# WHAT YOU SHOULD DO
Repeat the listing below in full, exactly as it stands.
######
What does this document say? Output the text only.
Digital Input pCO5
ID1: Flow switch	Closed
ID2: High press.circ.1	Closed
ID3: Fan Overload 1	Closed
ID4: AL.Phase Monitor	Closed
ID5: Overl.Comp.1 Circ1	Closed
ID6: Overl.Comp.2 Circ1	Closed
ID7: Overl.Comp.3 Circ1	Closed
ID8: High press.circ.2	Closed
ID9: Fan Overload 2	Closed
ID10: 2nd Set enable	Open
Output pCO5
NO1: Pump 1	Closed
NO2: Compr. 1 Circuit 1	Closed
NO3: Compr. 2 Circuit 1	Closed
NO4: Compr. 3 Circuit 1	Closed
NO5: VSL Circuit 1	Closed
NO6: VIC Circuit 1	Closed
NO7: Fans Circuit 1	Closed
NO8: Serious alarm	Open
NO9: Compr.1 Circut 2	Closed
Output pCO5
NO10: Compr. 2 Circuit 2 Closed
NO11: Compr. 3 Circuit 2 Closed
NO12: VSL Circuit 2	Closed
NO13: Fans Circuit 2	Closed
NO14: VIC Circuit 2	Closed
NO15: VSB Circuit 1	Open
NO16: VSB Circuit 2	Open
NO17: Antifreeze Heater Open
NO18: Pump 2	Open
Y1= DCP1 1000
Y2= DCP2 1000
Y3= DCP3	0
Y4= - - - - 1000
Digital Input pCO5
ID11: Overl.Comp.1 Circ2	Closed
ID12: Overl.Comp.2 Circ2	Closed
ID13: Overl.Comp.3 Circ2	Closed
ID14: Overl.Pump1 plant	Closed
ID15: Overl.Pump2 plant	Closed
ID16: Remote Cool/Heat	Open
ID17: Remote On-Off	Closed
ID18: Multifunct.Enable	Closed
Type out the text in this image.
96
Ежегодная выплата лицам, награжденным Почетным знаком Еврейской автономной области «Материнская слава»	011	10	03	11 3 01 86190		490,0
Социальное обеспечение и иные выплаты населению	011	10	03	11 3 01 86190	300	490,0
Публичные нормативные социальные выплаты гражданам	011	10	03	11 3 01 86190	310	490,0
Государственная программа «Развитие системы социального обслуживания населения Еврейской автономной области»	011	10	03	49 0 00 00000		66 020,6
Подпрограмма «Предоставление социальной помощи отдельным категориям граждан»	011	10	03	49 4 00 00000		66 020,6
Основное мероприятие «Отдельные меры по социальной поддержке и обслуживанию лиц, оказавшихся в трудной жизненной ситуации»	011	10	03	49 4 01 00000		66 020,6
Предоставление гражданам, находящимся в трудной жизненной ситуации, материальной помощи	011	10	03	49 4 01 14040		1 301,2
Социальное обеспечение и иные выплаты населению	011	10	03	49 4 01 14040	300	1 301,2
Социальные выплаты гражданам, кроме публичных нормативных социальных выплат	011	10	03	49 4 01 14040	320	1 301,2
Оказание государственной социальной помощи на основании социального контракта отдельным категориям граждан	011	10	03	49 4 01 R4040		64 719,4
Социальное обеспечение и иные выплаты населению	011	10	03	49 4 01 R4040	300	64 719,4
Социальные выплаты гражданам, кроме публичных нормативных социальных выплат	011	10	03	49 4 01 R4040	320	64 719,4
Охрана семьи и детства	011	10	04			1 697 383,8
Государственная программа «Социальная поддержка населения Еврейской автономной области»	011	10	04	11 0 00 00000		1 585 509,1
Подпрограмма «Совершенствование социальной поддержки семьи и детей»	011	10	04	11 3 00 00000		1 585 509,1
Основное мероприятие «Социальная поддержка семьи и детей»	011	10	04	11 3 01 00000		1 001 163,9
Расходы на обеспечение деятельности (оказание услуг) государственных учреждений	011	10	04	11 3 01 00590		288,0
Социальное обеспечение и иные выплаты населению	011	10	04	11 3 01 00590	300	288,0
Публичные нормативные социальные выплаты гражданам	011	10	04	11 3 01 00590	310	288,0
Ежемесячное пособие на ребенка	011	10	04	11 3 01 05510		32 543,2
######
# TASK ANSWER
What does this document say? Output the text only.
Digital Input pCO5
ID1: Flow switch	Closed
ID2: High press.circ.1	Closed
ID3: Fan Overload 1	Closed
ID4: AL.Phase Monitor	Closed
ID5: Overl.Comp.1 Circ1	Closed
ID6: Overl.Comp.2 Circ1	Closed
ID7: Overl.Comp.3 Circ1	Closed
ID8: High press.circ.2	Closed
ID9: Fan Overload 2	Closed
ID10: 2nd Set enable	Open
Output pCO5
NO1: Pump 1	Closed
NO2: Compr. 1 Circuit 1	Closed
NO3: Compr. 2 Circuit 1	Closed
NO4: Compr. 3 Circuit 1	Closed
NO5: VSL Circuit 1	Closed
NO6: VIC Circuit 1	Closed
NO7: Fans Circuit 1	Closed
NO8: Serious alarm	Open
NO9: Compr.1 Circut 2	Closed
Output pCO5
NO10: Compr. 2 Circuit 2 Closed
NO11: Compr. 3 Circuit 2 Closed
NO12: VSL Circuit 2	Closed
NO13: Fans Circuit 2	Closed
NO14: VIC Circuit 2	Closed
NO15: VSB Circuit 1	Open
NO16: VSB Circuit 2	Open
NO17: Antifreeze Heater Open
NO18: Pump 2	Open
Y1= DCP1 1000
Y2= DCP2 1000
Y3= DCP3	0
Y4= - - - - 1000
Digital Input pCO5
ID11: Overl.Comp.1 Circ2	Closed
ID12: Overl.Comp.2 Circ2	Closed
ID13: Overl.Comp.3 Circ2	Closed
ID14: Overl.Pump1 plant	Closed
ID15: Overl.Pump2 plant	Closed
ID16: Remote Cool/Heat	Open
ID17: Remote On-Off	Closed
ID18: Multifunct.Enable	Closed
Type out the text in this image.
96
Ежегодная выплата лицам, награжденным Почетным знаком Еврейской автономной области «Материнская слава»	011	10	03	11 3 01 86190		490,0
Социальное обеспечение и иные выплаты населению	011	10	03	11 3 01 86190	300	490,0
Публичные нормативные социальные выплаты гражданам	011	10	03	11 3 01 86190	310	490,0
Государственная программа «Развитие системы социального обслуживания населения Еврейской автономной области»	011	10	03	49 0 00 00000		66 020,6
Подпрограмма «Предоставление социальной помощи отдельным категориям граждан»	011	10	03	49 4 00 00000		66 020,6
Основное мероприятие «Отдельные меры по социальной поддержке и обслуживанию лиц, оказавшихся в трудной жизненной ситуации»	011	10	03	49 4 01 00000		66 020,6
Предоставление гражданам, находящимся в трудной жизненной ситуации, материальной помощи	011	10	03	49 4 01 14040		1 301,2
Социальное обеспечение и иные выплаты населению	011	10	03	49 4 01 14040	300	1 301,2
Социальные выплаты гражданам, кроме публичных нормативных социальных выплат	011	10	03	49 4 01 14040	320	1 301,2
Оказание государственной социальной помощи на основании социального контракта отдельным категориям граждан	011	10	03	49 4 01 R4040		64 719,4
Социальное обеспечение и иные выплаты населению	011	10	03	49 4 01 R4040	300	64 719,4
Социальные выплаты гражданам, кроме публичных нормативных социальных выплат	011	10	03	49 4 01 R4040	320	64 719,4
Охрана семьи и детства	011	10	04			1 697 383,8
Государственная программа «Социальная поддержка населения Еврейской автономной области»	011	10	04	11 0 00 00000		1 585 509,1
Подпрограмма «Совершенствование социальной поддержки семьи и детей»	011	10	04	11 3 00 00000		1 585 509,1
Основное мероприятие «Социальная поддержка семьи и детей»	011	10	04	11 3 01 00000		1 001 163,9
Расходы на обеспечение деятельности (оказание услуг) государственных учреждений	011	10	04	11 3 01 00590		288,0
Социальное обеспечение и иные выплаты населению	011	10	04	11 3 01 00590	300	288,0
Публичные нормативные социальные выплаты гражданам	011	10	04	11 3 01 00590	310	288,0
Ежемесячное пособие на ребенка	011	10	04	11 3 01 05510		32 543,2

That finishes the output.